GIVEN REQUEST ▸ Gather each line of the records where "title" appears.

DATA IN THIS EXERCISE ▸
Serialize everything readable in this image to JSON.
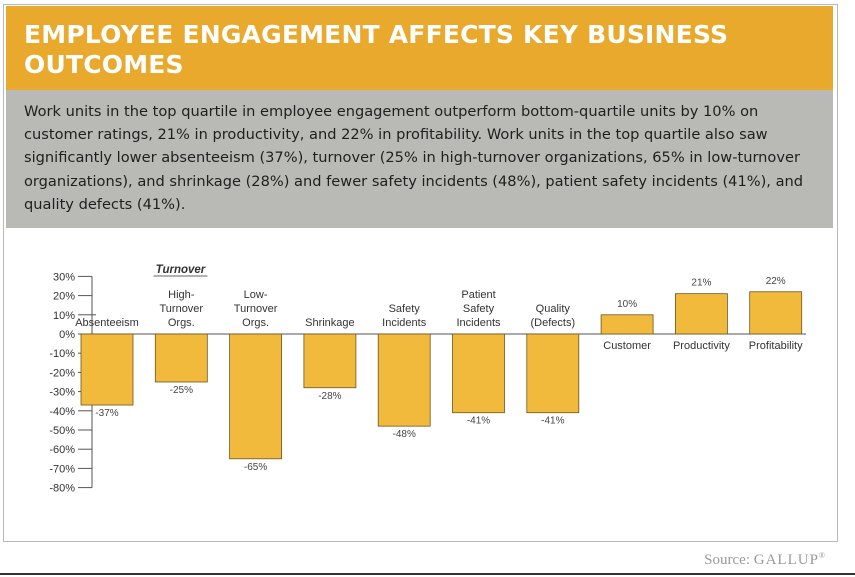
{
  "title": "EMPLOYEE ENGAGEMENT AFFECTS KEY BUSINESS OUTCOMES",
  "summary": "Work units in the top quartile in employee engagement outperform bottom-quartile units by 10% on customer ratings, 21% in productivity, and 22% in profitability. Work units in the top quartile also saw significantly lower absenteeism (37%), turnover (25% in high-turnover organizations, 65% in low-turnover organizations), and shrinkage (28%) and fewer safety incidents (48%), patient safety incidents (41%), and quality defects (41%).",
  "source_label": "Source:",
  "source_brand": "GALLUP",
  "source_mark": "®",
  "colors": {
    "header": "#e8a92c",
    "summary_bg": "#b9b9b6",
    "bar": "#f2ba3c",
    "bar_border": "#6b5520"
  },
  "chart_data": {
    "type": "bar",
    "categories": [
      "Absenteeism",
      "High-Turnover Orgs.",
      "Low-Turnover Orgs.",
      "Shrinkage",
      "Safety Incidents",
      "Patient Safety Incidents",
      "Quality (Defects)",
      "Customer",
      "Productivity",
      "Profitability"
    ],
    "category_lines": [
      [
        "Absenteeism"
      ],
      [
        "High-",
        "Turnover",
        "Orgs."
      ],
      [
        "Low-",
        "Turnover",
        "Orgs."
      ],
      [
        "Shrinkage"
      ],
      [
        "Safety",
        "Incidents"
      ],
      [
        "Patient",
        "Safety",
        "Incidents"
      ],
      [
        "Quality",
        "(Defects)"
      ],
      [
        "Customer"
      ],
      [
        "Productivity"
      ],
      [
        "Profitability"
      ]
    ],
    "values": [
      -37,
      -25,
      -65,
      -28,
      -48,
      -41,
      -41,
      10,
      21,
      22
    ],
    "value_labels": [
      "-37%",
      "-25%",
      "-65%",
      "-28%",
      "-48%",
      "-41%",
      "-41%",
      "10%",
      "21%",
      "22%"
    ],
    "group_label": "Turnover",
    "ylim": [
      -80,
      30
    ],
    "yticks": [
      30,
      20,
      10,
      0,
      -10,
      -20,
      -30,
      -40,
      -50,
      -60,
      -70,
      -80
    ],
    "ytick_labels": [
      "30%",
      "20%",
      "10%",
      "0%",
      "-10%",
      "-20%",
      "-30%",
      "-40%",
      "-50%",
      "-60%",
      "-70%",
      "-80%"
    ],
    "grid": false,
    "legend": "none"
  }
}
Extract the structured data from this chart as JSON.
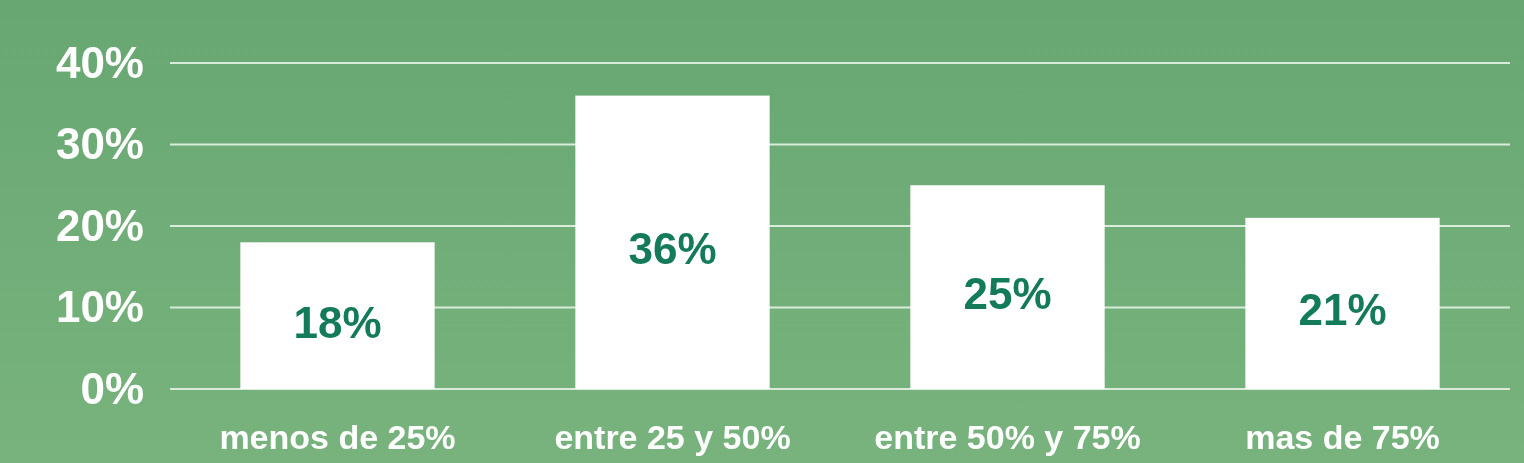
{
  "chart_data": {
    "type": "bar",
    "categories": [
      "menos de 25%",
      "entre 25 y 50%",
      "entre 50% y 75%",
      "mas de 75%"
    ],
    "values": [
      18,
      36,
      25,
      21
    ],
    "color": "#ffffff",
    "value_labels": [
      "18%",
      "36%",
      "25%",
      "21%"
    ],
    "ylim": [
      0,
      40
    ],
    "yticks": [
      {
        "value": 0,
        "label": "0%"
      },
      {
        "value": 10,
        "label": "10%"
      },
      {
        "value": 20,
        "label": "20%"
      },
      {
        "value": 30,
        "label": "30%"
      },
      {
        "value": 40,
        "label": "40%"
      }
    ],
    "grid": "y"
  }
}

* * *

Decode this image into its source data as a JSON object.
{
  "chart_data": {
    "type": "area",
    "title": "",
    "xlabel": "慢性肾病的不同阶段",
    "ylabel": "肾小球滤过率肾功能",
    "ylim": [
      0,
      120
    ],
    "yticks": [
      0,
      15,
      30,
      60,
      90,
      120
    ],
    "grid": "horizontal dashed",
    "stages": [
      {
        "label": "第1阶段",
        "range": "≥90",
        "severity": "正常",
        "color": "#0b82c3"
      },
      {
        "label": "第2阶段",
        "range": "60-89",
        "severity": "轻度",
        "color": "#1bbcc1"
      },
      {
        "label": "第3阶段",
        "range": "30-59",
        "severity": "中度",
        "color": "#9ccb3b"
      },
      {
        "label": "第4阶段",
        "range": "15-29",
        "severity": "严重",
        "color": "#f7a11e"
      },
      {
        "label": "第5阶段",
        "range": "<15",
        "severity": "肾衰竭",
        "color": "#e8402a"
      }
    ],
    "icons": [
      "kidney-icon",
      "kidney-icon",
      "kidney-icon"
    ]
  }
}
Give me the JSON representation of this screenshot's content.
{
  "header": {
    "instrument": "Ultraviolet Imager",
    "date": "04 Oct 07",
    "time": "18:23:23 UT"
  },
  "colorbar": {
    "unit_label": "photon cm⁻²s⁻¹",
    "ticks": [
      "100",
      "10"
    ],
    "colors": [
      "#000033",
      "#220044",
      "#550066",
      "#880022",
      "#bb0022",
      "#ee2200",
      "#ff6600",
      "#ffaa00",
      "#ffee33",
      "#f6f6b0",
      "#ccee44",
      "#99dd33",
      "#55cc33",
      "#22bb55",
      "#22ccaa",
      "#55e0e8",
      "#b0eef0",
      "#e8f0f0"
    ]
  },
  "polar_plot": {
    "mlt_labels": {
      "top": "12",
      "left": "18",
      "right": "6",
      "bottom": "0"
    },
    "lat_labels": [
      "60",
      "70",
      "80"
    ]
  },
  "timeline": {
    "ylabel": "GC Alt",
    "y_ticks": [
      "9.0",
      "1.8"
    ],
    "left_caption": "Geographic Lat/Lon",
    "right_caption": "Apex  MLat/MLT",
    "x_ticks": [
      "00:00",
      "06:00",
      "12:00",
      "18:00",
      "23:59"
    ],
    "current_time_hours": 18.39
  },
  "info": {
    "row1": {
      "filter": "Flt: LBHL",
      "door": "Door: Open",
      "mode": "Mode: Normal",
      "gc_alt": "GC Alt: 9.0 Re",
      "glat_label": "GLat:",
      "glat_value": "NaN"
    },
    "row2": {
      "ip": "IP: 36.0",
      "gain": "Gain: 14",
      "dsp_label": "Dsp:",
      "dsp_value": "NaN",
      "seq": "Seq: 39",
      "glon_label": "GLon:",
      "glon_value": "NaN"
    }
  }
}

---

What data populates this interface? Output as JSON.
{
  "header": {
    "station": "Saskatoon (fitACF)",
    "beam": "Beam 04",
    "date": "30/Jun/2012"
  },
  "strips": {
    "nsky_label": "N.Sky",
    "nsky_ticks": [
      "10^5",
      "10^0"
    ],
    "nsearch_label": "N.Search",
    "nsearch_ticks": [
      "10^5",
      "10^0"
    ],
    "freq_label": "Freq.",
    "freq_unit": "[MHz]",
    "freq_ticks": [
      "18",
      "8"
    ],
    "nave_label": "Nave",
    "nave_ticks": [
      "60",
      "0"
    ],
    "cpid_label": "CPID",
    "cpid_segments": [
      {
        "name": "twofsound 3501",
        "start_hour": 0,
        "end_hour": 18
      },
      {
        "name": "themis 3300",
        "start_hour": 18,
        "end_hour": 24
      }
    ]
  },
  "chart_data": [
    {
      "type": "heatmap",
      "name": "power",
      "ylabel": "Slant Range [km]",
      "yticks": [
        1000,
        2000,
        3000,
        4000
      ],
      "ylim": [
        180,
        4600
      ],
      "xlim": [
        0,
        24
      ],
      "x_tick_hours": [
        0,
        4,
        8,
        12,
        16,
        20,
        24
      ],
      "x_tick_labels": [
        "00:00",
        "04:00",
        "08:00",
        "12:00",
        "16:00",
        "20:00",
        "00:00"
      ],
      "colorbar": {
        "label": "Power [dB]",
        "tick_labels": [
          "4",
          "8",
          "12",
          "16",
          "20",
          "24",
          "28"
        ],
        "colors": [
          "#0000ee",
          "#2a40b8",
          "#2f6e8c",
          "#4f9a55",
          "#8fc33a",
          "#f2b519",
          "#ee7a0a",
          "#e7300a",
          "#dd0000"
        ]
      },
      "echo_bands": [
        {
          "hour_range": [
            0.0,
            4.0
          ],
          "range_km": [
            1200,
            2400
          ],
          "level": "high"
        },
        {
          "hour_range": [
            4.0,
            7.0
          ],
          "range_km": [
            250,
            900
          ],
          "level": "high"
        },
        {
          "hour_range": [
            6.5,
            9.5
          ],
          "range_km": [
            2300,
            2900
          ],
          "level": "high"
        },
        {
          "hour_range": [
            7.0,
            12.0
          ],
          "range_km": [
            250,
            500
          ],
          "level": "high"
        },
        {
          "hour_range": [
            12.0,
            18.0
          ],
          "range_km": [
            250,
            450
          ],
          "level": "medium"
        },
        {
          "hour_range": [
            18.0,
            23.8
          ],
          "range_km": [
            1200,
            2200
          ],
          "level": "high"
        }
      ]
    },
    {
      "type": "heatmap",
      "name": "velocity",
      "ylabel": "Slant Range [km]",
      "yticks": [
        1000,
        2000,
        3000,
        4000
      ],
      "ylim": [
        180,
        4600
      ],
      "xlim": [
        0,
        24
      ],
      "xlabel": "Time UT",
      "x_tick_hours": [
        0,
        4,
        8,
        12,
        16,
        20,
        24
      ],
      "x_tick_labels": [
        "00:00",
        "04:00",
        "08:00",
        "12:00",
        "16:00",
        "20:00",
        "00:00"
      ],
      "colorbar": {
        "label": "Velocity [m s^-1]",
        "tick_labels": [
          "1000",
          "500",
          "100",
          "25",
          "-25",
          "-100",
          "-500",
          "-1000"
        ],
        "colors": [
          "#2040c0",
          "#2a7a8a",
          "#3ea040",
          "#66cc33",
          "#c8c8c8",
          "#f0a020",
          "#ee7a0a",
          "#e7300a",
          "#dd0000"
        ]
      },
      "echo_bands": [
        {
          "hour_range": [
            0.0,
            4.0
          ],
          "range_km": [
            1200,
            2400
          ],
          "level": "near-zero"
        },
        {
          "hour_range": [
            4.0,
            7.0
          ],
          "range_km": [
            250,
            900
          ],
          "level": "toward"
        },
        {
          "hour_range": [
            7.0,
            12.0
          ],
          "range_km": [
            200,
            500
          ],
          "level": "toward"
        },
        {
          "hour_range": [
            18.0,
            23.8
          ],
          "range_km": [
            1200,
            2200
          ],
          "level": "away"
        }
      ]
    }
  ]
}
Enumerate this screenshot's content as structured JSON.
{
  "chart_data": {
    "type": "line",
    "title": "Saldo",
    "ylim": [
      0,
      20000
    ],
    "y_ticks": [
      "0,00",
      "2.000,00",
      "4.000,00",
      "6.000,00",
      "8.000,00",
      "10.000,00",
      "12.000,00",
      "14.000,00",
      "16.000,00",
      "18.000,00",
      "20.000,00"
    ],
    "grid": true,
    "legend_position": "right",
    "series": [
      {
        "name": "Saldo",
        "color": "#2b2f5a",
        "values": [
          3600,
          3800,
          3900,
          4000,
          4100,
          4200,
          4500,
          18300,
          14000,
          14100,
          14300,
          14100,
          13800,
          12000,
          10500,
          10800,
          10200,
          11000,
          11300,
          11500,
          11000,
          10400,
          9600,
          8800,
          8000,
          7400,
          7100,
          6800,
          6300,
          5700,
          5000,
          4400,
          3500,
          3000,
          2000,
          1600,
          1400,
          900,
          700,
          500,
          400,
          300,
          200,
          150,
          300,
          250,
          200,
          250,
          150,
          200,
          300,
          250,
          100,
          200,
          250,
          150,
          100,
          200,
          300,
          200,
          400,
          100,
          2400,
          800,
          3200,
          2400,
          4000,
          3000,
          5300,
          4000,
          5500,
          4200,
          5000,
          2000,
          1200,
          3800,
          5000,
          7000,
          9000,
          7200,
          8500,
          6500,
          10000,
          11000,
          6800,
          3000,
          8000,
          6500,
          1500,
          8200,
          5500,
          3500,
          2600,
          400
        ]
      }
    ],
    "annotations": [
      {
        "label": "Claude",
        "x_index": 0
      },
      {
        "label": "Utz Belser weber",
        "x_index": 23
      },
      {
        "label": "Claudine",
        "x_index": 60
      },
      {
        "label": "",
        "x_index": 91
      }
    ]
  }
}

THE OUTPUT ▸
  "title": "EMPLOYEE ENGAGEMENT AFFECTS KEY BUSINESS OUTCOMES",
    "title": "",
    "title": "Saldo",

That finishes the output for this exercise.